# Tobin Lake Saskatchewan



## jutackett (May 27, 2011)

Hey everyone, 
I figure there may be someone on here who has hunted that area of Saskatchewan, if so what did you think of the area. Were planning a trip in October like we do yearly but were running from the flood waters due to no crop being planted. If anyone has been up there what is your take?
Thanks
Justin Tackett
KES Waterfowlers Prostaff
Kanawha River WVDU Chapter Chairman
Carlson Choke Tubes Prostaff


----------



## Sask hunter (Sep 11, 2008)

I go there every year for an anual fishing trip but have never hunted there before. Not sure how the seeding there is going this year but it seems like there is usually lots of canola planted up there.


----------



## duckhunter4life (Apr 2, 2007)

Hello I hunt north of the border pretty much the entire waterfowl season. Last year was tough not as many pea fields do to all snow and rain the farmers were not able to get all of the fields planted and its looking the same for this year I live 20min south of the border in NE Montana and have been talking with farmers across the border. We have been receiving a ton of rain this week and some have already given up on gettting the crops in and all the new sloughs around are going to keep the birds spread out. A lot of birds stopped well short of Canada because there is water all over Montana,N.Dakota and its sounding like S.Dakota. Good luck


----------



## jutackett (May 27, 2011)

We found ourselves a place alot farther south, and in a area with minimal flooding so were set and ready to lay the hammer down.


----------



## nodakoutdoors.com (Feb 27, 2002)

I'd bring a boat too...Tobin is really hot in October for walleyes.


----------

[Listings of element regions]
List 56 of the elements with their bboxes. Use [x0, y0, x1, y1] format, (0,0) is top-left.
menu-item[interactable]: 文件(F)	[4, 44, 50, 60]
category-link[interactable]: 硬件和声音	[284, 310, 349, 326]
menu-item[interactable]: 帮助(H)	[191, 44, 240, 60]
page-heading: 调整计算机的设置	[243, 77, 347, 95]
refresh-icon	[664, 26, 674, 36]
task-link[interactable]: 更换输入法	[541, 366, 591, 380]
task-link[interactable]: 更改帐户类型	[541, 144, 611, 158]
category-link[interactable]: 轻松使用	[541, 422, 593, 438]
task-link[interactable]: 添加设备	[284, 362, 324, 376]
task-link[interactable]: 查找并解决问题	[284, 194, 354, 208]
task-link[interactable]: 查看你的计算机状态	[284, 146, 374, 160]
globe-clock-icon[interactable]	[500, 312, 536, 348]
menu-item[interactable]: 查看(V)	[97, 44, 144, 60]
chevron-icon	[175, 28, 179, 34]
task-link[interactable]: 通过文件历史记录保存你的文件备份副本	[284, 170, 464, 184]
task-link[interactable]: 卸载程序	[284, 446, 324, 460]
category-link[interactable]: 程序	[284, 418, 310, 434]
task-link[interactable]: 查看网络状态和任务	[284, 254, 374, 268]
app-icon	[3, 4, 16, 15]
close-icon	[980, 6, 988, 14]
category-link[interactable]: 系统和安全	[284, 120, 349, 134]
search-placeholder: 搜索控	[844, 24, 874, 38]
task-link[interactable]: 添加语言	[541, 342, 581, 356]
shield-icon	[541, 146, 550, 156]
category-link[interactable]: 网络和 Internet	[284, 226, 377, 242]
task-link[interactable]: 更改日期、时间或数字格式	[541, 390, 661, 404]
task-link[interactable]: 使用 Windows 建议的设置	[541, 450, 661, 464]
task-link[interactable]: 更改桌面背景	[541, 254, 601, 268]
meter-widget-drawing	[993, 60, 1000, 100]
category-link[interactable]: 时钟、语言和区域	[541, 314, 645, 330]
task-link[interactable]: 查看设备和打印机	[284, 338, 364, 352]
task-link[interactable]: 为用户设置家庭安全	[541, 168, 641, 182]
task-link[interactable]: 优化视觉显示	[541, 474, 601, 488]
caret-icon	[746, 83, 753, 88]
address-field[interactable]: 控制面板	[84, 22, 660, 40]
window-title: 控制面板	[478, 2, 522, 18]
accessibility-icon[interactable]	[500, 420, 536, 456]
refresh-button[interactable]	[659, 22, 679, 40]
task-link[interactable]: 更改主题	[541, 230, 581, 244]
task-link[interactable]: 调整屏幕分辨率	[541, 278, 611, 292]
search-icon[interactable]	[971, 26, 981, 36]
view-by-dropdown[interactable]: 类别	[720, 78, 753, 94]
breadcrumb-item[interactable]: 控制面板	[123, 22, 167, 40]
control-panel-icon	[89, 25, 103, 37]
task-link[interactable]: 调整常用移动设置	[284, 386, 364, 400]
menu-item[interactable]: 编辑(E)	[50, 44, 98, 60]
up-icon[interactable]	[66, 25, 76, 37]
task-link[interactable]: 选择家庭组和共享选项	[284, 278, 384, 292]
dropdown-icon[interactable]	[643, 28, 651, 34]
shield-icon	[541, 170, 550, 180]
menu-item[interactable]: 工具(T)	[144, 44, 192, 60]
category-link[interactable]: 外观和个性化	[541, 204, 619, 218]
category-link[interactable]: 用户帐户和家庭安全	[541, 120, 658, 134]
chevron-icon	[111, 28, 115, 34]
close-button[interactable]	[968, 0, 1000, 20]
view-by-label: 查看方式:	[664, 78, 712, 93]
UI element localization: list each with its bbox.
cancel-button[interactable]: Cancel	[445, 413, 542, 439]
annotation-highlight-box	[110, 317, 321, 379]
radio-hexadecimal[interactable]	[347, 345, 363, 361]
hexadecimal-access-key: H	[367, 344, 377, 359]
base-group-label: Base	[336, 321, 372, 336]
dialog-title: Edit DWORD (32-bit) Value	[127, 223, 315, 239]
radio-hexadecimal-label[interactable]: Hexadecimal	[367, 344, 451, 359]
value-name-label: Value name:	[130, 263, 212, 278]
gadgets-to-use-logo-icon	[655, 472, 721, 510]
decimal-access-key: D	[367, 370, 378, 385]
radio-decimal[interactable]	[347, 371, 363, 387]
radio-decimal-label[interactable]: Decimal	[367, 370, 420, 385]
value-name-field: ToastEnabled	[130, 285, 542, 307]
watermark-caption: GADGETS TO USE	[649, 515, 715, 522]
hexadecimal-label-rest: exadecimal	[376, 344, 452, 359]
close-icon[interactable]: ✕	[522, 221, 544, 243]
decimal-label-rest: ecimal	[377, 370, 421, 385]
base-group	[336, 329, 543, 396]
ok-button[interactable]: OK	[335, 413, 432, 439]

> **The problem**:
Revise the Tobin Lake thread starting at "Hello I hunt" and ending at "the hammer down.", replacing "sloughs" with "ponds".

> **Answer to the problem**:
Hello I hunt north of the border pretty much the entire waterfowl season. Last year was tough not as many pea fields do to all snow and rain the farmers were not able to get all of the fields planted and its looking the same for this year I live 20min south of the border in NE Montana and have been talking with farmers across the border. We have been receiving a ton of rain this week and some have already given up on gettting the crops in and all the new ponds around are going to keep the birds spread out. A lot of birds stopped well short of Canada because there is water all over Montana,N.Dakota and its sounding like S.Dakota. Good luck


----------



## jutackett (May 27, 2011)

We found ourselves a place alot farther south, and in a area with minimal flooding so were set and ready to lay the hammer down.